**Objective:**
Quote these lines exactly: the one that holds "Decode this image" and every line after it to the end of the material below. Skip pictures.

**Given entries:**
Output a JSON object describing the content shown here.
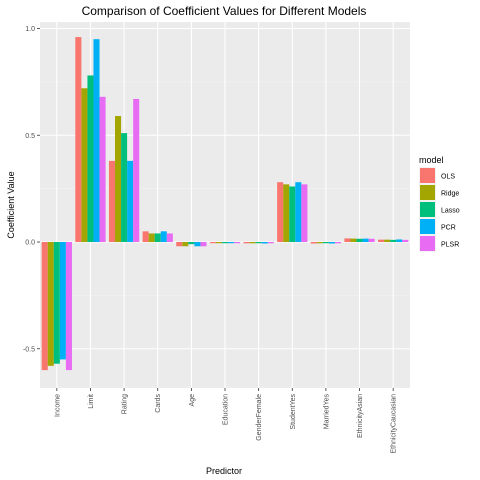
{
  "chart_data": {
    "type": "bar",
    "title": "Comparison of Coefficient Values for Different Models",
    "xlabel": "Predictor",
    "ylabel": "Coefficient Value",
    "ylim": [
      -0.6,
      1.0
    ],
    "yticks": [
      -0.5,
      0.0,
      0.5,
      1.0
    ],
    "ytick_labels": [
      "-0.5",
      "0.0",
      "0.5",
      "1.0"
    ],
    "grid": true,
    "legend": {
      "title": "model",
      "position": "right"
    },
    "categories": [
      "Income",
      "Limit",
      "Rating",
      "Cards",
      "Age",
      "Education",
      "GenderFemale",
      "StudentYes",
      "MarriedYes",
      "EthnicityAsian",
      "EthnicityCaucasian"
    ],
    "series": [
      {
        "name": "OLS",
        "color": "#F8766D",
        "values": [
          -0.6,
          0.96,
          0.38,
          0.05,
          -0.02,
          -0.004,
          -0.006,
          0.28,
          -0.007,
          0.017,
          0.011
        ]
      },
      {
        "name": "Ridge",
        "color": "#A3A500",
        "values": [
          -0.58,
          0.72,
          0.59,
          0.04,
          -0.02,
          -0.003,
          -0.006,
          0.27,
          -0.006,
          0.016,
          0.011
        ]
      },
      {
        "name": "Lasso",
        "color": "#00BF7D",
        "values": [
          -0.57,
          0.78,
          0.51,
          0.04,
          -0.01,
          -0.002,
          -0.005,
          0.26,
          -0.005,
          0.015,
          0.01
        ]
      },
      {
        "name": "PCR",
        "color": "#00B0F6",
        "values": [
          -0.55,
          0.95,
          0.38,
          0.05,
          -0.02,
          -0.003,
          -0.007,
          0.28,
          -0.007,
          0.016,
          0.012
        ]
      },
      {
        "name": "PLSR",
        "color": "#E76BF3",
        "values": [
          -0.6,
          0.68,
          0.67,
          0.04,
          -0.02,
          -0.004,
          -0.006,
          0.27,
          -0.006,
          0.015,
          0.01
        ]
      }
    ]
  }
}
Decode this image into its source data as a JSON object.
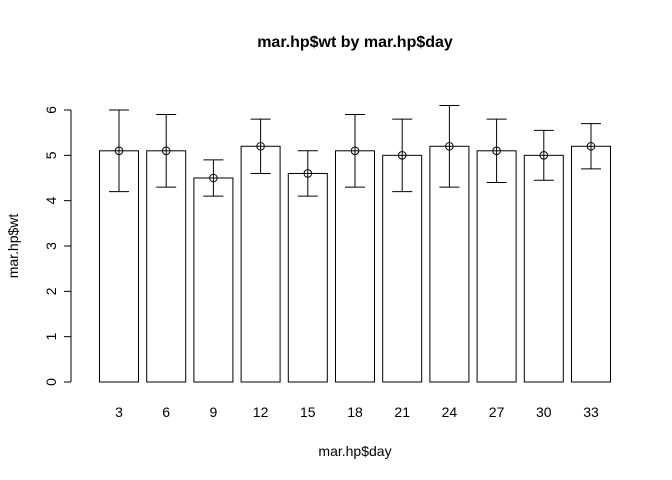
{
  "chart_data": {
    "type": "bar",
    "title": "mar.hp$wt by mar.hp$day",
    "xlabel": "mar.hp$day",
    "ylabel": "mar.hp$wt",
    "categories": [
      "3",
      "6",
      "9",
      "12",
      "15",
      "18",
      "21",
      "24",
      "27",
      "30",
      "33"
    ],
    "values": [
      5.1,
      5.1,
      4.5,
      5.2,
      4.6,
      5.1,
      5.0,
      5.2,
      5.1,
      5.0,
      5.2
    ],
    "error_lower": [
      4.2,
      4.3,
      4.1,
      4.6,
      4.1,
      4.3,
      4.2,
      4.3,
      4.4,
      4.45,
      4.7
    ],
    "error_upper": [
      6.0,
      5.9,
      4.9,
      5.8,
      5.1,
      5.9,
      5.8,
      6.1,
      5.8,
      5.55,
      5.7
    ],
    "ylim": [
      0,
      6
    ],
    "yticks": [
      0,
      1,
      2,
      3,
      4,
      5,
      6
    ],
    "grid": false,
    "legend": "none",
    "colors": {
      "bar_fill": "#ffffff",
      "bar_stroke": "#000000"
    }
  }
}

**Complete output:**
Decode this image into its source data as a JSON object.
{
  "chart_data": {
    "type": "bar",
    "title": "mar.hp$wt by mar.hp$day",
    "xlabel": "mar.hp$day",
    "ylabel": "mar.hp$wt",
    "categories": [
      "3",
      "6",
      "9",
      "12",
      "15",
      "18",
      "21",
      "24",
      "27",
      "30",
      "33"
    ],
    "values": [
      5.1,
      5.1,
      4.5,
      5.2,
      4.6,
      5.1,
      5.0,
      5.2,
      5.1,
      5.0,
      5.2
    ],
    "error_lower": [
      4.2,
      4.3,
      4.1,
      4.6,
      4.1,
      4.3,
      4.2,
      4.3,
      4.4,
      4.45,
      4.7
    ],
    "error_upper": [
      6.0,
      5.9,
      4.9,
      5.8,
      5.1,
      5.9,
      5.8,
      6.1,
      5.8,
      5.55,
      5.7
    ],
    "ylim": [
      0,
      6
    ],
    "yticks": [
      0,
      1,
      2,
      3,
      4,
      5,
      6
    ],
    "grid": false,
    "legend": "none",
    "colors": {
      "bar_fill": "#ffffff",
      "bar_stroke": "#000000"
    }
  }
}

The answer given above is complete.